* Saved entries
* Start *
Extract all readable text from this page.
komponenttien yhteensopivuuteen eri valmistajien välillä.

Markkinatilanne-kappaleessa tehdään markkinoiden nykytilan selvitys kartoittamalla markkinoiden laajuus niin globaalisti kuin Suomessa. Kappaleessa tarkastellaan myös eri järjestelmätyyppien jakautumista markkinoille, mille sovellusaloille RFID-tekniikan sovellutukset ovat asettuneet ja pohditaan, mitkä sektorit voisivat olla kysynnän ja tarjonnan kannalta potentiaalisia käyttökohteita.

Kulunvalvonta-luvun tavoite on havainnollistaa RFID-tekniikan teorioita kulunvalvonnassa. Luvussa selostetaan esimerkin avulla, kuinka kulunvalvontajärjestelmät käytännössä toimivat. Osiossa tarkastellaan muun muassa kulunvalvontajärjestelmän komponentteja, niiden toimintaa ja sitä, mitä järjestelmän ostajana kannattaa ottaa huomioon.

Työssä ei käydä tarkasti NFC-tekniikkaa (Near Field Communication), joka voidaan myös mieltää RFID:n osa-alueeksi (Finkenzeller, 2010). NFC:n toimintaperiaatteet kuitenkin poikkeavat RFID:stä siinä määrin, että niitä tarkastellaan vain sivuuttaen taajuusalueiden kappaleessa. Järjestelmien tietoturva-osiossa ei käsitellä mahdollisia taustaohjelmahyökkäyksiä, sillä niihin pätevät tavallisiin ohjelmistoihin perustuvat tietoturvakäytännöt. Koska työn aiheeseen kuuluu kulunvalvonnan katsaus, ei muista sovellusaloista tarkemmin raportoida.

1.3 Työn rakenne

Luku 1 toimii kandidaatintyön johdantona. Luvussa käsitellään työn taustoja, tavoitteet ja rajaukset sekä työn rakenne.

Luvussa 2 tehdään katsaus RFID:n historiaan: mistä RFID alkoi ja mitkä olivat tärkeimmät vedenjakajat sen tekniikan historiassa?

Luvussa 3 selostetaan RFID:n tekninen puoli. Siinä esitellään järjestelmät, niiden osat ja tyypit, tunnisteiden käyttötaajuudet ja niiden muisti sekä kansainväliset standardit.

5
* End *
* The exercise
Print every record exactly as it was given.

* Response to this exercise
Extract all readable text from this page.
komponenttien yhteensopivuuteen eri valmistajien välillä.

Markkinatilanne-kappaleessa tehdään markkinoiden nykytilan selvitys kartoittamalla markkinoiden laajuus niin globaalisti kuin Suomessa. Kappaleessa tarkastellaan myös eri järjestelmätyyppien jakautumista markkinoille, mille sovellusaloille RFID-tekniikan sovellutukset ovat asettuneet ja pohditaan, mitkä sektorit voisivat olla kysynnän ja tarjonnan kannalta potentiaalisia käyttökohteita.

Kulunvalvonta-luvun tavoite on havainnollistaa RFID-tekniikan teorioita kulunvalvonnassa. Luvussa selostetaan esimerkin avulla, kuinka kulunvalvontajärjestelmät käytännössä toimivat. Osiossa tarkastellaan muun muassa kulunvalvontajärjestelmän komponentteja, niiden toimintaa ja sitä, mitä järjestelmän ostajana kannattaa ottaa huomioon.

Työssä ei käydä tarkasti NFC-tekniikkaa (Near Field Communication), joka voidaan myös mieltää RFID:n osa-alueeksi (Finkenzeller, 2010). NFC:n toimintaperiaatteet kuitenkin poikkeavat RFID:stä siinä määrin, että niitä tarkastellaan vain sivuuttaen taajuusalueiden kappaleessa. Järjestelmien tietoturva-osiossa ei käsitellä mahdollisia taustaohjelmahyökkäyksiä, sillä niihin pätevät tavallisiin ohjelmistoihin perustuvat tietoturvakäytännöt. Koska työn aiheeseen kuuluu kulunvalvonnan katsaus, ei muista sovellusaloista tarkemmin raportoida.

1.3 Työn rakenne

Luku 1 toimii kandidaatintyön johdantona. Luvussa käsitellään työn taustoja, tavoitteet ja rajaukset sekä työn rakenne.

Luvussa 2 tehdään katsaus RFID:n historiaan: mistä RFID alkoi ja mitkä olivat tärkeimmät vedenjakajat sen tekniikan historiassa?

Luvussa 3 selostetaan RFID:n tekninen puoli. Siinä esitellään järjestelmät, niiden osat ja tyypit, tunnisteiden käyttötaajuudet ja niiden muisti sekä kansainväliset standardit.

5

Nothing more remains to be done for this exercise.